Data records

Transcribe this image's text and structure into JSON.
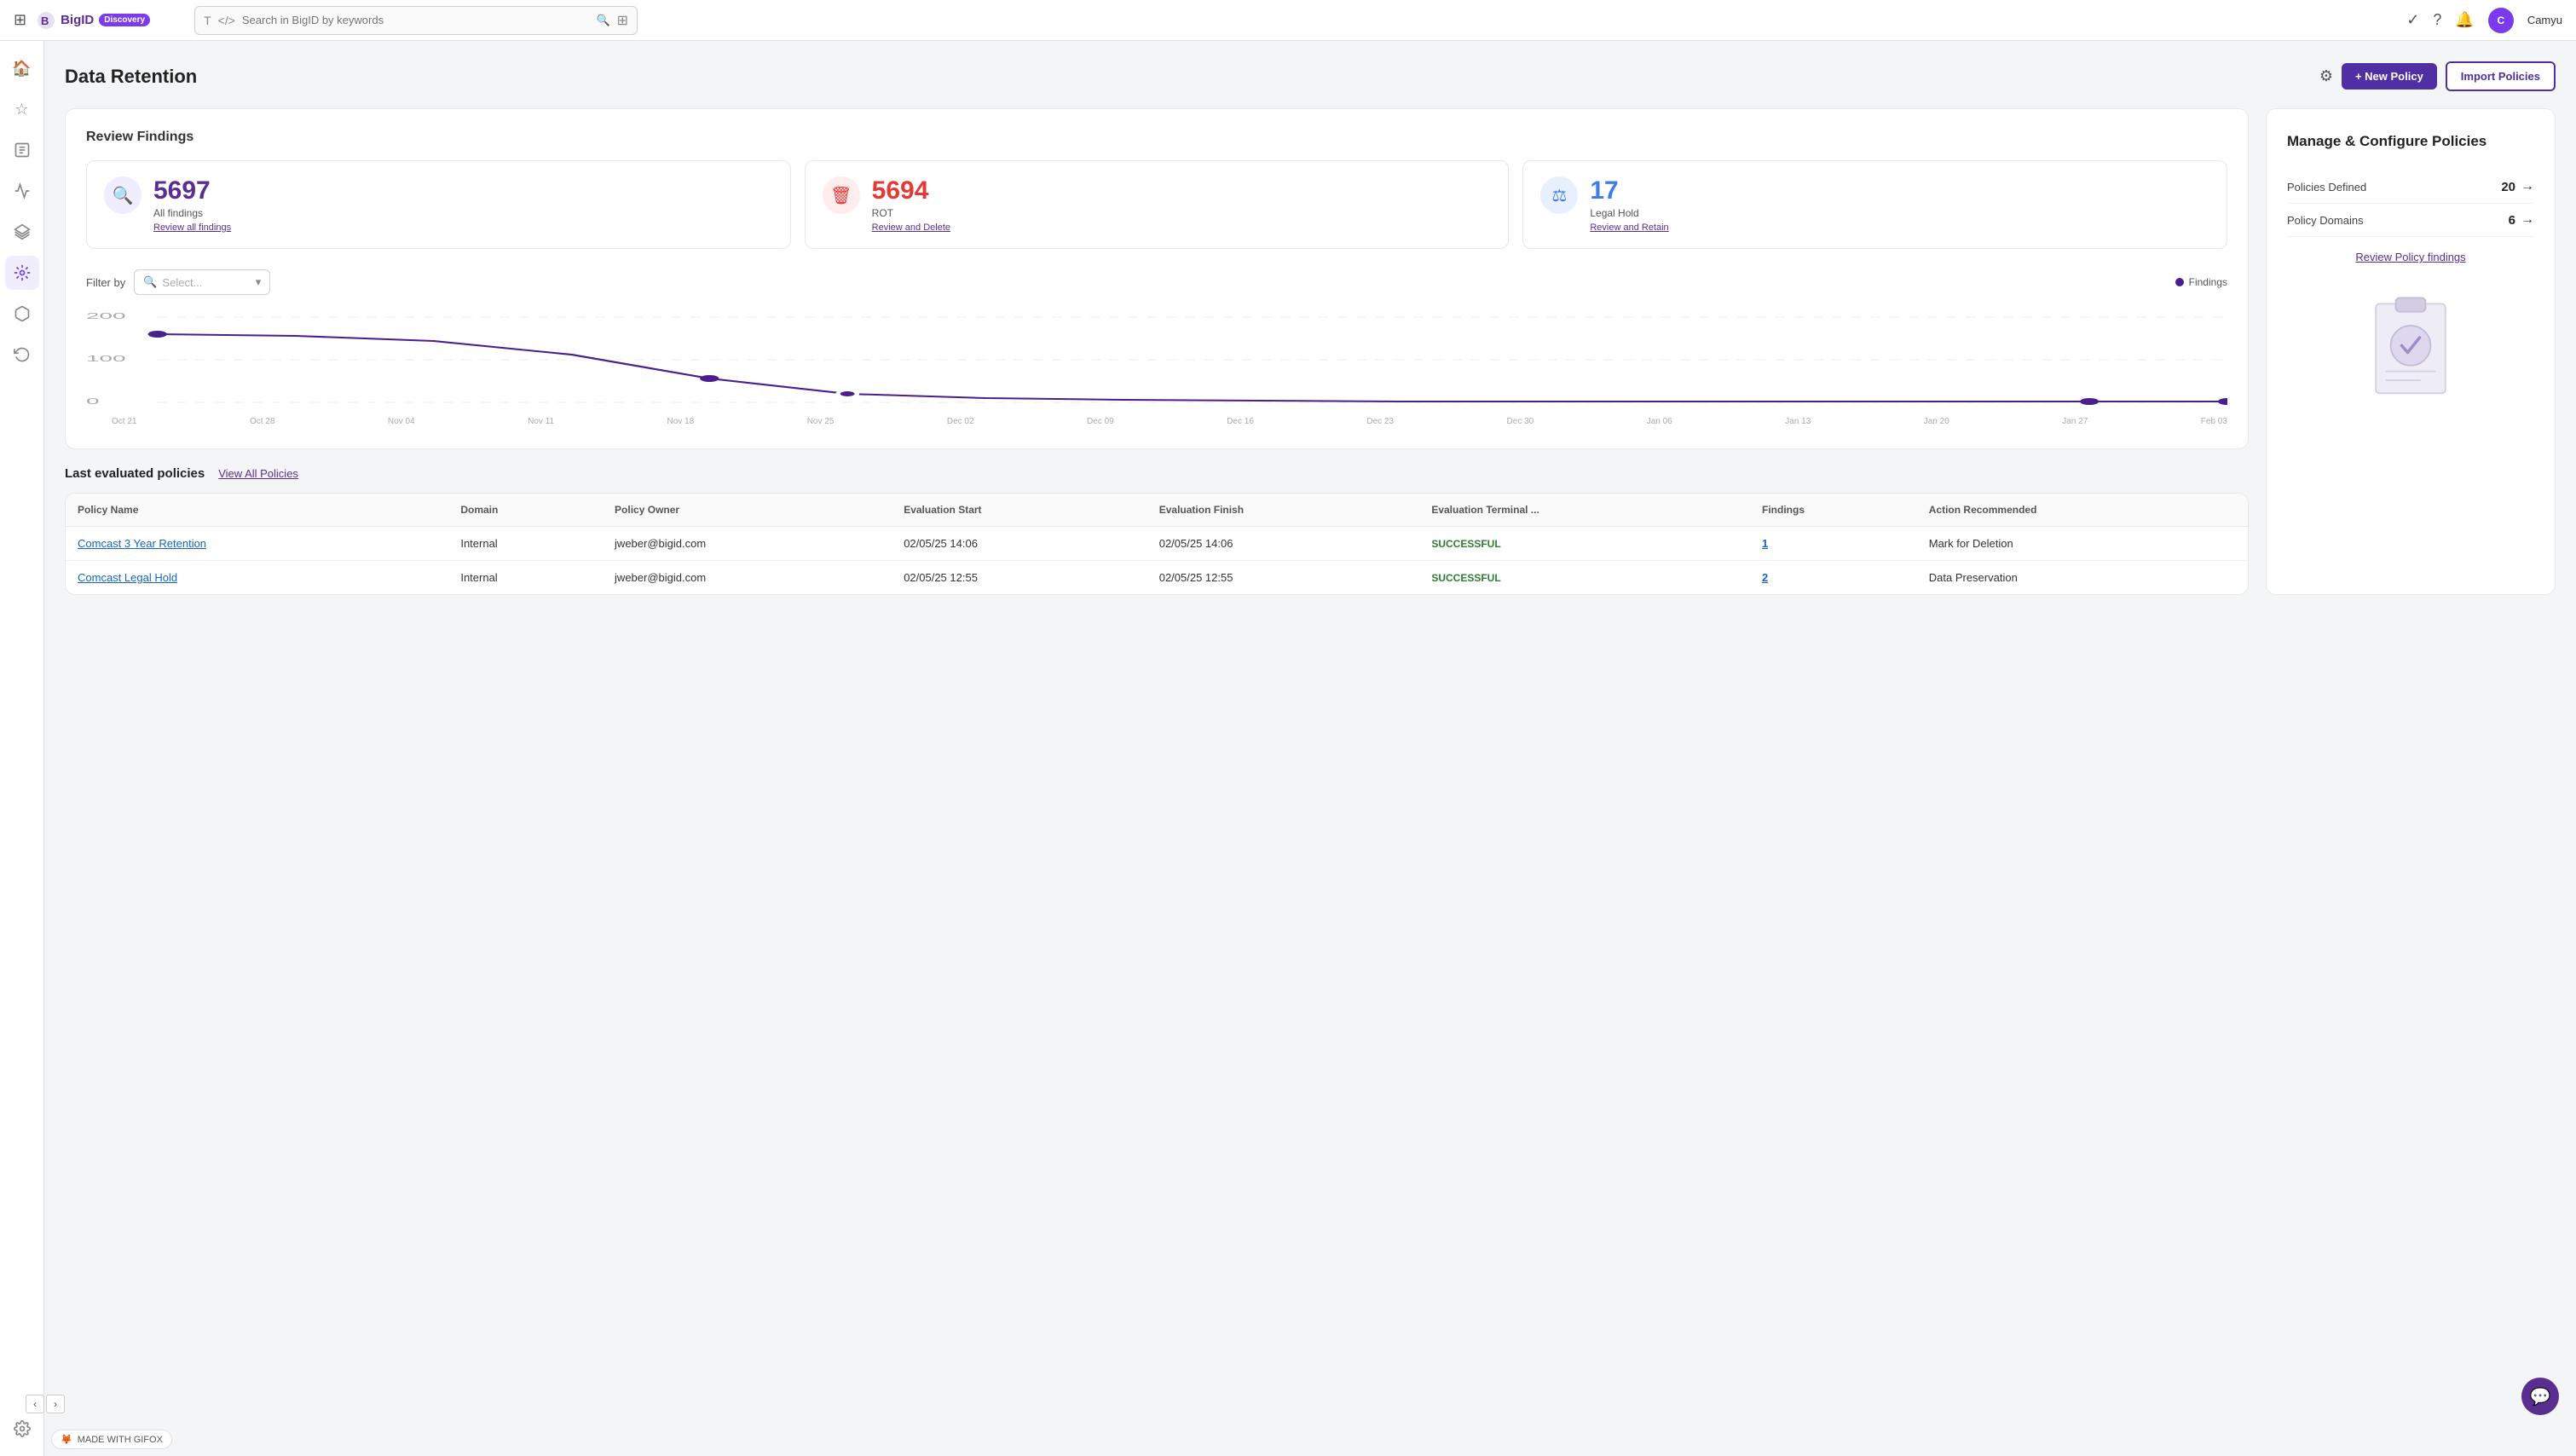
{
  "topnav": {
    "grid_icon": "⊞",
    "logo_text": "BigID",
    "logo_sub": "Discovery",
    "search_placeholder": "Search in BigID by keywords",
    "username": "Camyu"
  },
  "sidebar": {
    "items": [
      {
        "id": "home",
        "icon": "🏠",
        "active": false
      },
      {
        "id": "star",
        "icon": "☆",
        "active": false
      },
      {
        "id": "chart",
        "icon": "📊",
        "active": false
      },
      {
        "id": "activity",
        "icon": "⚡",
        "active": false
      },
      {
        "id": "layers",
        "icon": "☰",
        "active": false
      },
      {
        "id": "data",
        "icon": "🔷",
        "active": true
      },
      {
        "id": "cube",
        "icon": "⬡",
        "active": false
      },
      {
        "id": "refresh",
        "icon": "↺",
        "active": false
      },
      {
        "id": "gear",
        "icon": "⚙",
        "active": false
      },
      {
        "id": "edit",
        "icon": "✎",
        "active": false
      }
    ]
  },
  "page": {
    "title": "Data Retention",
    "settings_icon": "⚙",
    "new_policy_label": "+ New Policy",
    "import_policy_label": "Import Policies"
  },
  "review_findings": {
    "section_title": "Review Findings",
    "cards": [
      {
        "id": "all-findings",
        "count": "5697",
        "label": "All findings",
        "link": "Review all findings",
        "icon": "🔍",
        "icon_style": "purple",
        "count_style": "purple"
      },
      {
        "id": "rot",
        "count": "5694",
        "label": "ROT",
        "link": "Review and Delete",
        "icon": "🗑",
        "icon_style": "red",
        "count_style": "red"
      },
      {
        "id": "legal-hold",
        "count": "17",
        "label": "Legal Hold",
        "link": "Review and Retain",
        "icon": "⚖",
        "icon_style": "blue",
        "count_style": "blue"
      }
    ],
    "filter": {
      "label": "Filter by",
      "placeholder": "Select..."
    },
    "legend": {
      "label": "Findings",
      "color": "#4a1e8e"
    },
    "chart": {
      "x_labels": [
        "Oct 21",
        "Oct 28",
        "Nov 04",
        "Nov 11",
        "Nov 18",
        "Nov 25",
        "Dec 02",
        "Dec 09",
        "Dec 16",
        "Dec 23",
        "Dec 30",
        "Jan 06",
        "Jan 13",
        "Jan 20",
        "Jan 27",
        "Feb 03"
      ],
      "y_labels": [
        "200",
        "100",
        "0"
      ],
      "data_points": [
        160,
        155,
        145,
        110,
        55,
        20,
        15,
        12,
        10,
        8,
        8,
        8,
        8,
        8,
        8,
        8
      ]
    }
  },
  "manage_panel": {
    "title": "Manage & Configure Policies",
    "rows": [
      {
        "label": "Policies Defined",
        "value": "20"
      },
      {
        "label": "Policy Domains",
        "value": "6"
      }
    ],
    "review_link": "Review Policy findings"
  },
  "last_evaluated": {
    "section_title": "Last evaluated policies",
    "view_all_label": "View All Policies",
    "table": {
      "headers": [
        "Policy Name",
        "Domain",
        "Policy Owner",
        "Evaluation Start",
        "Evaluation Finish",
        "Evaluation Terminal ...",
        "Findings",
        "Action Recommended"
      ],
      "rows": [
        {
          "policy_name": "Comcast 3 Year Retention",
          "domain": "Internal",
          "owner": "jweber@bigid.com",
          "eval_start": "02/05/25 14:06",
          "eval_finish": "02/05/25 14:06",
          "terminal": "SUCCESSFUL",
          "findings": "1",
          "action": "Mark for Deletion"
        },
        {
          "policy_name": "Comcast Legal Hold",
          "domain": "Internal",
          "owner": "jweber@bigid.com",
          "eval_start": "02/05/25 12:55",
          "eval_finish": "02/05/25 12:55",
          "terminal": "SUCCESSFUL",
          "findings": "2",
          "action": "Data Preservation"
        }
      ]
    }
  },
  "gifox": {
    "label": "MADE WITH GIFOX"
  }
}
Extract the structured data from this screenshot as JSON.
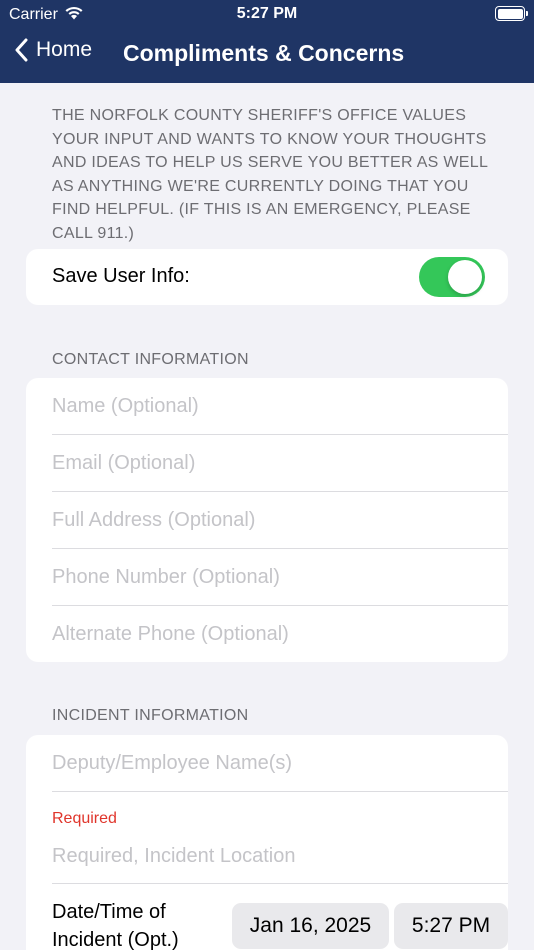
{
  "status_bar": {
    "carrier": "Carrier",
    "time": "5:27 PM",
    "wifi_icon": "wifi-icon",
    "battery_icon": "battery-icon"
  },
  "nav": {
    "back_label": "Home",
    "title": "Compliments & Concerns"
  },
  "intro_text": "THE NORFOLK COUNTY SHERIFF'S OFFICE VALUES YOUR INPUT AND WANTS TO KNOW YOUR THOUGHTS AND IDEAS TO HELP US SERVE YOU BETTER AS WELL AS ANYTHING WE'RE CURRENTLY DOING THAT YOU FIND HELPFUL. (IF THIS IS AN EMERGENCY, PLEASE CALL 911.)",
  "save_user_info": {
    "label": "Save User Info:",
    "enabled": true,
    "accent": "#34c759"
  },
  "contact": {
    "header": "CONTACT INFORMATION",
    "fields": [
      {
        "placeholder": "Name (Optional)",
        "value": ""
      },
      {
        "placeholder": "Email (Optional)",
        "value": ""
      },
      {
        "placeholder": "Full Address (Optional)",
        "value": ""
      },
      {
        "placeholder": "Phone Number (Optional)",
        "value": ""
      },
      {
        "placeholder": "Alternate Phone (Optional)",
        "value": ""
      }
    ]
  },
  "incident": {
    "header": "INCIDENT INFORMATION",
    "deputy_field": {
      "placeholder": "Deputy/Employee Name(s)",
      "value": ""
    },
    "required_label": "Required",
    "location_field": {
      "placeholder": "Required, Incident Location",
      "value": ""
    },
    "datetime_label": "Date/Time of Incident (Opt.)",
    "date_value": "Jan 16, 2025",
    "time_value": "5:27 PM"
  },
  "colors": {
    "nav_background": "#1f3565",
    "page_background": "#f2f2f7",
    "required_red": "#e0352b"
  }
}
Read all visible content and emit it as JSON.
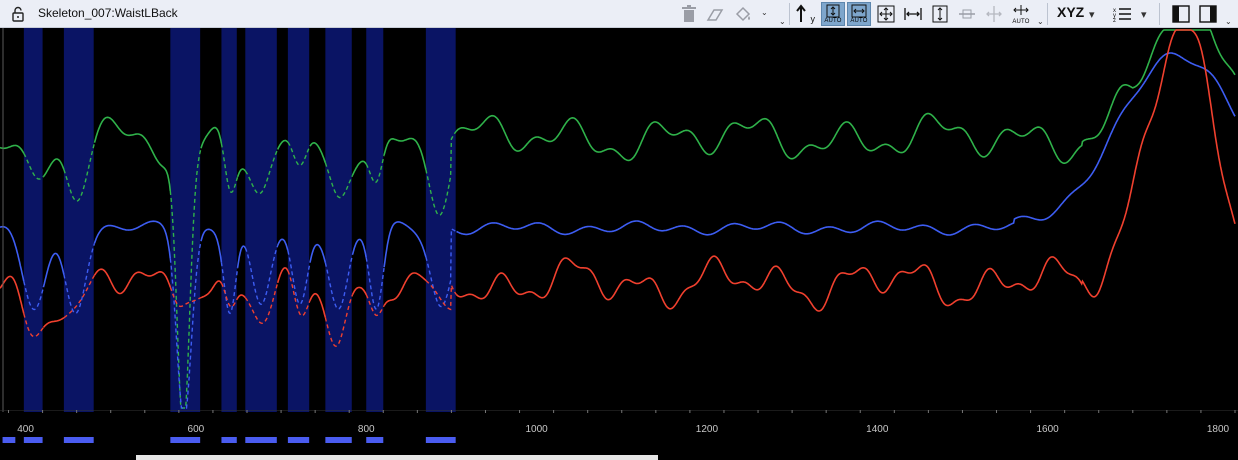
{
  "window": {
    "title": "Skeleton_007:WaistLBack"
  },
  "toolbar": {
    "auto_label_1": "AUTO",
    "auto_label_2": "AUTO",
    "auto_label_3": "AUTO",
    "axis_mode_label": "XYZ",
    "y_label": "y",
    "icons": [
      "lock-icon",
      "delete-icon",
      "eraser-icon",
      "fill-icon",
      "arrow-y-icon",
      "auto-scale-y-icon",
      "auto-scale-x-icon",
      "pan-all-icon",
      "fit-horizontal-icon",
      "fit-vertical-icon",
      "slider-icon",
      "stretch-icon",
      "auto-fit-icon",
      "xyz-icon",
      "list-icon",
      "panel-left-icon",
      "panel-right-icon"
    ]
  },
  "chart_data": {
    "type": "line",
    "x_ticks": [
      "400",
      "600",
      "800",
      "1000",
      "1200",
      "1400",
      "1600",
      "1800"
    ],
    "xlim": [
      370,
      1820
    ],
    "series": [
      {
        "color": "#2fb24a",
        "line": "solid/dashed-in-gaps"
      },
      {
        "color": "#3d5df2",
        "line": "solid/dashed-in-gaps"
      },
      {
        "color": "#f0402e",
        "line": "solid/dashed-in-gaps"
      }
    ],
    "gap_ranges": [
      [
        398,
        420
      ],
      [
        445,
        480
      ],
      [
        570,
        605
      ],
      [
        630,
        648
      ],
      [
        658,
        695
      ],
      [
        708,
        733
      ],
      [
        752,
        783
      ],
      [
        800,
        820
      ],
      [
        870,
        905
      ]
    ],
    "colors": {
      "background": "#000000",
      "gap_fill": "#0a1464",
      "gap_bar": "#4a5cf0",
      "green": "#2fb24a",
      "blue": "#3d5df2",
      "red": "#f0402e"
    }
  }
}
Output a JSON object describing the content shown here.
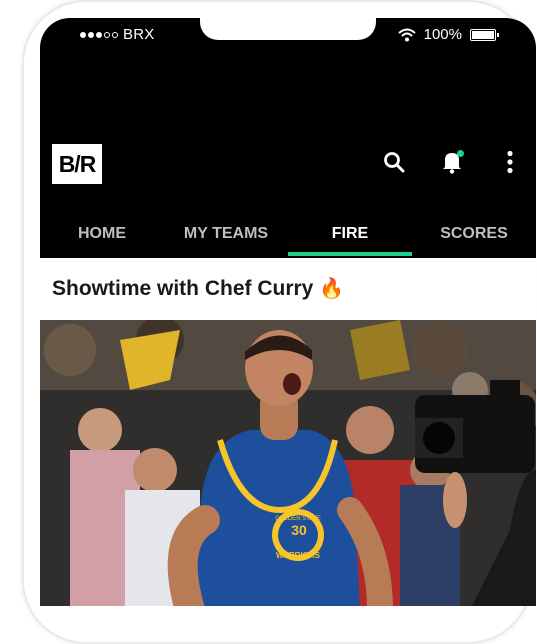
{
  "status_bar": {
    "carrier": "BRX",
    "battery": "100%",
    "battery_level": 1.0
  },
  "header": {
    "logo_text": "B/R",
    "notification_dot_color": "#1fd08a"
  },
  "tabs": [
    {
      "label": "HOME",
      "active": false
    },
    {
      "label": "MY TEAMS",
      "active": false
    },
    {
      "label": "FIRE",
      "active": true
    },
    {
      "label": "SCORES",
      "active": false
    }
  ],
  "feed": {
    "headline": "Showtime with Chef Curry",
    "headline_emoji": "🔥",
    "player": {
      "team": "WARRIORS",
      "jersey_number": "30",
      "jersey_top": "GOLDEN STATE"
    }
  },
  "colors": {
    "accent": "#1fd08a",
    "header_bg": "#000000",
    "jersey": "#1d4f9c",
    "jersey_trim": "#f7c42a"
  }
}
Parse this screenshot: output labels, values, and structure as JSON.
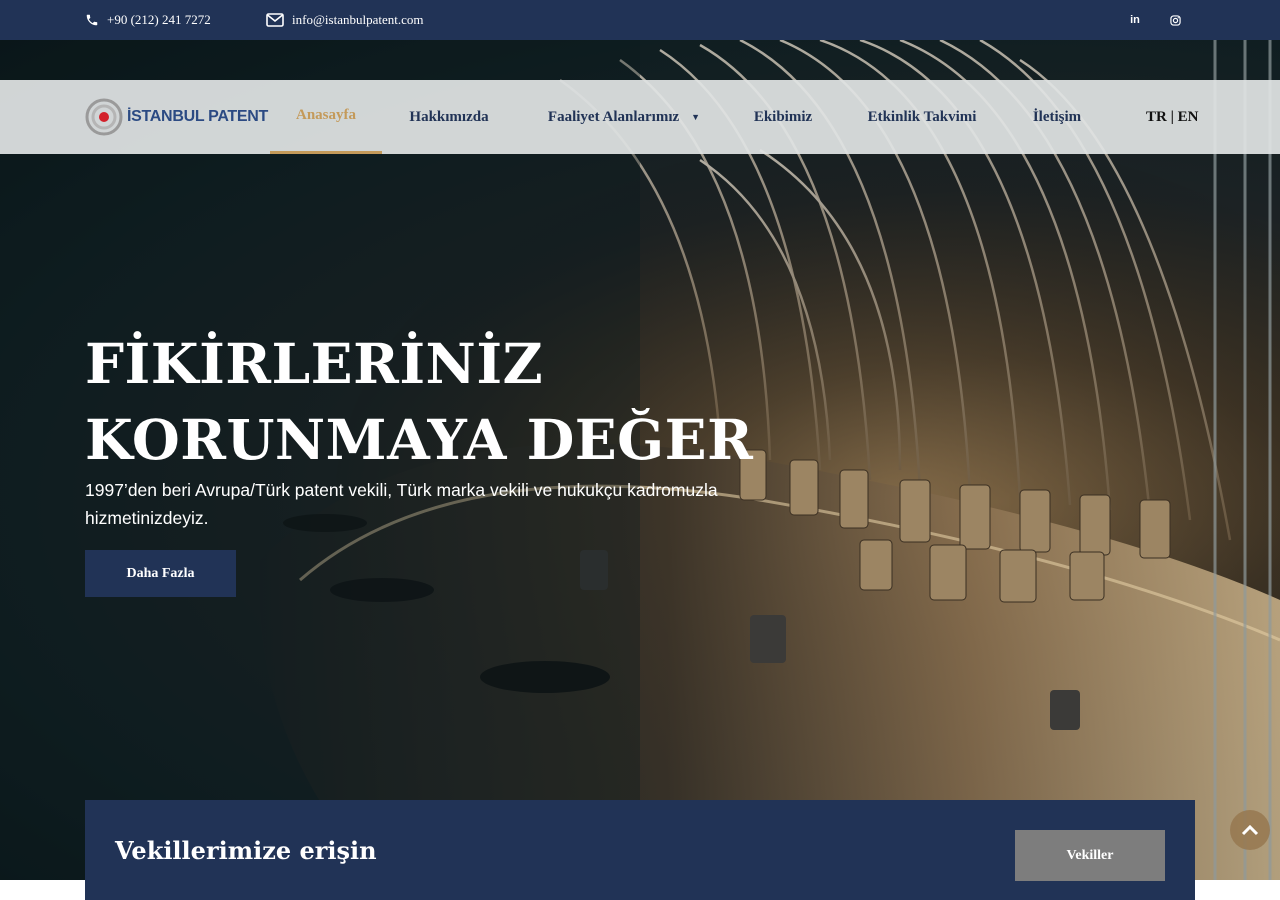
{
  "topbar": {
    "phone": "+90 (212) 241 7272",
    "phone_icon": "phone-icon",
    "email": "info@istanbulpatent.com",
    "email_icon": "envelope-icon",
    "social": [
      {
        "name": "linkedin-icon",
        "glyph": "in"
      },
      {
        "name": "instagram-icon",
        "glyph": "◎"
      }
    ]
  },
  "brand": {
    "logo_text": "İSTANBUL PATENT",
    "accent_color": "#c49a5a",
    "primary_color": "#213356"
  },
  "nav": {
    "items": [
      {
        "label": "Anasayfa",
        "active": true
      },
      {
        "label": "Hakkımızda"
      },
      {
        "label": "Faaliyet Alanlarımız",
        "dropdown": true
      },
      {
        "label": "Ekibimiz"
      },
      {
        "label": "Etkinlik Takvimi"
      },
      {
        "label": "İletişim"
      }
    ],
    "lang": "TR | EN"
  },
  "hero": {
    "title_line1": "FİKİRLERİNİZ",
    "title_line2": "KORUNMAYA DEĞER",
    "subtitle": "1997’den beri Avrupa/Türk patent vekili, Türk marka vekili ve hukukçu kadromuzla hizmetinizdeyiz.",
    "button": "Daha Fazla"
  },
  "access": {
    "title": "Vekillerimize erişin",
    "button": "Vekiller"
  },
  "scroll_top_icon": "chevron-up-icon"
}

▶ _Objective_
Look for the word "Retention" in every line of the listing and copy the lines that have it.

▶ _Written response_
    "title": "Data Retention",
          "policy_name": "Comcast 3 Year Retention",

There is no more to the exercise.